## WRITTEN REQUEST:
Continue the lesson on populations and samples in statistics from the point where it stops.

## DOCUMENT SECTION:
START

Every day, people make claims about large groups using information from much smaller groups. A news poll may predict how people will vote. A company may test only a few cereal boxes from a factory. A school may ask some students what lunch they prefer instead of asking everyone. These decisions matter because a small amount of data can be powerful—but only when it is collected the right way.
In statistics, the population is the entire group we want to learn about. The sample is a smaller group taken from that population. If a seventh-grade class wants to know the average number of hours students in the whole school spend on homework, the population is all students in the school, and the sample might be a smaller set of students chosen to answer the question.
Sometimes it is possible to ask every person in a population, but often it is too difficult, too expensive, or takes too much time. A school with 900 students could survey everyone, but a state with millions of people cannot easily ask each person every question. That is why statistics often depends on samples.
Population means the entire group being studied.
Sample means part of the population chosen for study.
Inference means a conclusion about a population based on information from a sample.
The goal is not just to collect data. The goal is to use the data to make an accurate inference about the whole population. If the sample reflects the population well, then the inference may be useful. If the sample does not reflect the population well, the conclusion may be misleading.
Suppose a principal wants to know whether students would support a later school start time. Asking all students may take too long, so the principal surveys 100 students. The principal then uses the responses from those 100 students to estimate what all students might think. That is statistics in action: using a sample to learn about a population.
But there is an important warning. A sample does not automatically represent the population. A sample can be too small, chosen unfairly, or focused on only one kind of person. If that happens, the sample result may not match the population at all.
Why sample results can never guarantee the exact truth
A sample gives information, not certainty. Even a good sample is still only part of the population. Statistics helps us make reasonable conclusions, but those conclusions depend on how the sample was chosen and how much it resembles the population.
For example, if 62 out of 100 students in a sample support a later start time, we might estimate that about \(62\%\) of the whole school might support it. That estimate is useful only if the 100 students were chosen in a fair way.
A representative sample is a sample that reflects the important characteristics of the population, as [Figure 1] shows. If the school population includes students from all grade levels, activities, and schedules, then a representative sample should also include a reasonable mix of those groups.

END

## GIVEN INFORMATION:
START

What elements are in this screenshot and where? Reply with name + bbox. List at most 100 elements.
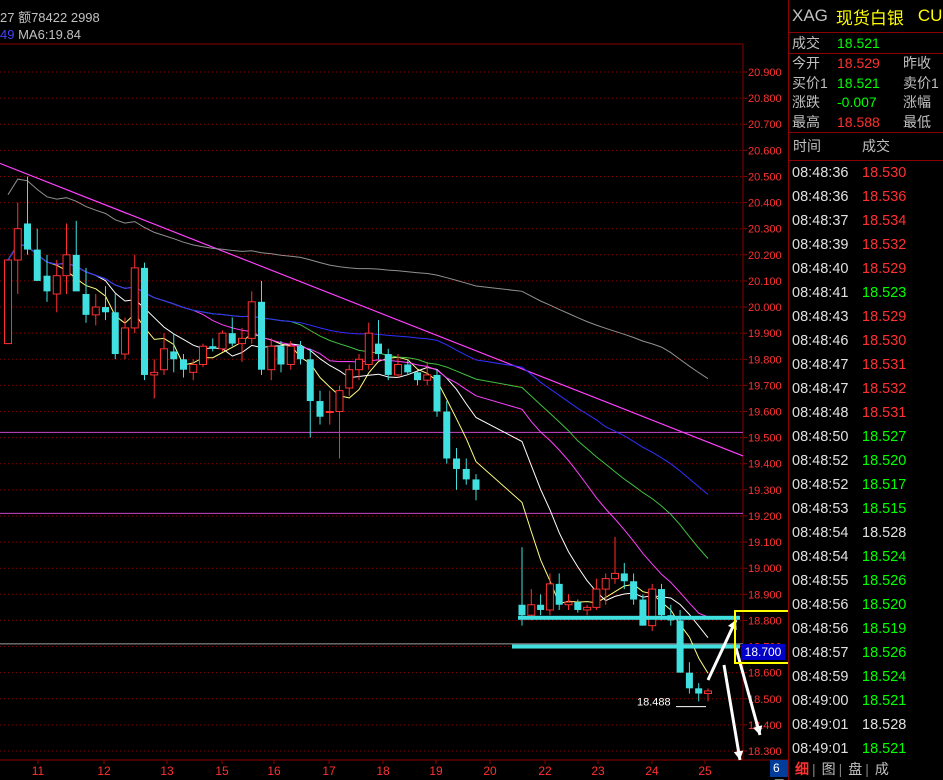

END

## IN RESPONSE:
If a survey about school lunch includes only students who eat in the cafeteria every day, it leaves out students who bring lunch from home. If a survey about sports interest includes only members of the basketball team, it does not represent the whole school. In both cases, the sample may be biased.

A biased sample favors some parts of the population over others. Bias can happen when the sample is chosen in a way that gives too much weight to one group and too little to another. Biased samples can lead to invalid generalizations.
Think of tasting soup. If you stir the soup and take one spoonful, the taste is more likely to represent the whole pot. But if you only scoop from the top where the oil is floating, your spoonful may not represent the soup well. A sample works the same way. It should give a fair picture of the whole group.
Election polls sometimes seem wrong not because statistics failed, but because the sample did not fully represent the voters who actually showed up. Getting a truly representative sample is one of the hardest parts of real-world statistics.
Being representative does not mean the sample must be exactly identical to the population. It means the sample should be close enough that using it to make a general statement is reasonable.
Random sampling means choosing members of the population so that each member has a fair chance to be selected, as [Figure 2] illustrates with a numbered list and random number picker. Random sampling helps prevent people from choosing only the individuals they expect to agree with them.
One simple way to create a random sample is to number every person in the population and then use a random number generator to select the sample. If there are 200 students in a grade, you could label them from \(1\) to \(200\) and randomly choose \(25\) numbers. The students whose numbers are selected become the sample.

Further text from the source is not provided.